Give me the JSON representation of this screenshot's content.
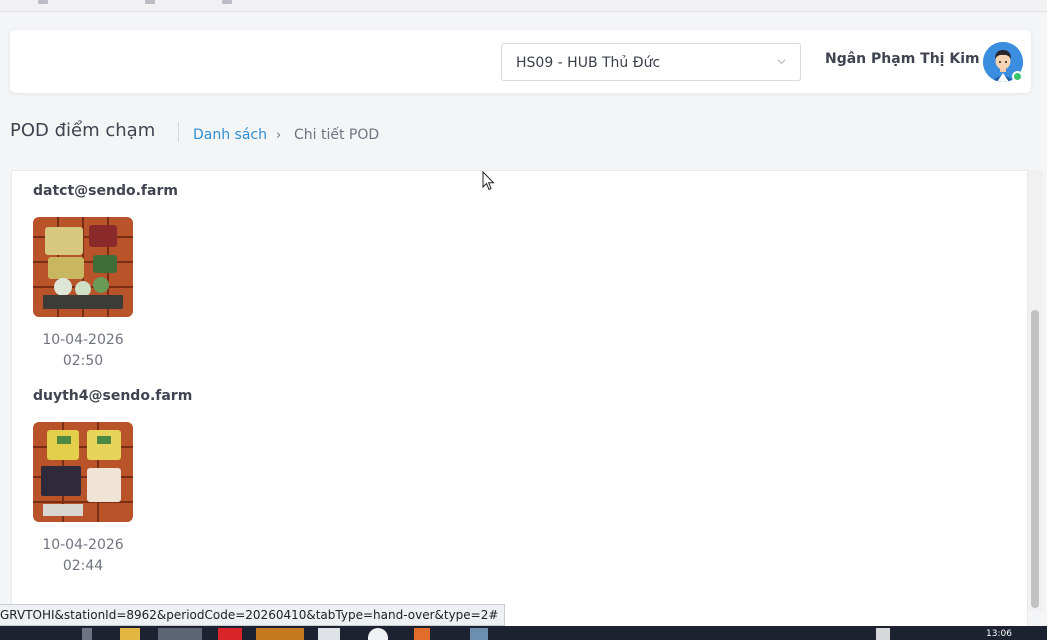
{
  "header": {
    "station_select": {
      "value": "HS09 - HUB Thủ Đức"
    },
    "user": {
      "name": "Ngân Phạm Thị Kim",
      "online": true
    }
  },
  "page": {
    "title": "POD điểm chạm",
    "breadcrumb": {
      "link": "Danh sách",
      "separator": "›",
      "current": "Chi tiết POD"
    }
  },
  "pods": [
    {
      "user": "datct@sendo.farm",
      "date": "10-04-2026",
      "time": "02:50",
      "photo": "pod-photo-crate"
    },
    {
      "user": "duyth4@sendo.farm",
      "date": "10-04-2026",
      "time": "02:44",
      "photo": "pod-photo-crate"
    }
  ],
  "status_bar": {
    "url": "GRVTOHI&stationId=8962&periodCode=20260410&tabType=hand-over&type=2#"
  },
  "taskbar": {
    "clock": "13:06"
  },
  "colors": {
    "link": "#2f8fd2",
    "online": "#35c46a",
    "avatar_bg": "#3b8de0",
    "crate": "#b8532a"
  }
}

**Instructions for the task**.
Print the complete listing exactly, apart from any pictures.

**Exercise answer**.
Give me the JSON representation of this screenshot's content.
{
  "header": {
    "station_select": {
      "value": "HS09 - HUB Thủ Đức"
    },
    "user": {
      "name": "Ngân Phạm Thị Kim",
      "online": true
    }
  },
  "page": {
    "title": "POD điểm chạm",
    "breadcrumb": {
      "link": "Danh sách",
      "separator": "›",
      "current": "Chi tiết POD"
    }
  },
  "pods": [
    {
      "user": "datct@sendo.farm",
      "date": "10-04-2026",
      "time": "02:50",
      "photo": "pod-photo-crate"
    },
    {
      "user": "duyth4@sendo.farm",
      "date": "10-04-2026",
      "time": "02:44",
      "photo": "pod-photo-crate"
    }
  ],
  "status_bar": {
    "url": "GRVTOHI&stationId=8962&periodCode=20260410&tabType=hand-over&type=2#"
  },
  "taskbar": {
    "clock": "13:06"
  },
  "colors": {
    "link": "#2f8fd2",
    "online": "#35c46a",
    "avatar_bg": "#3b8de0",
    "crate": "#b8532a"
  }
}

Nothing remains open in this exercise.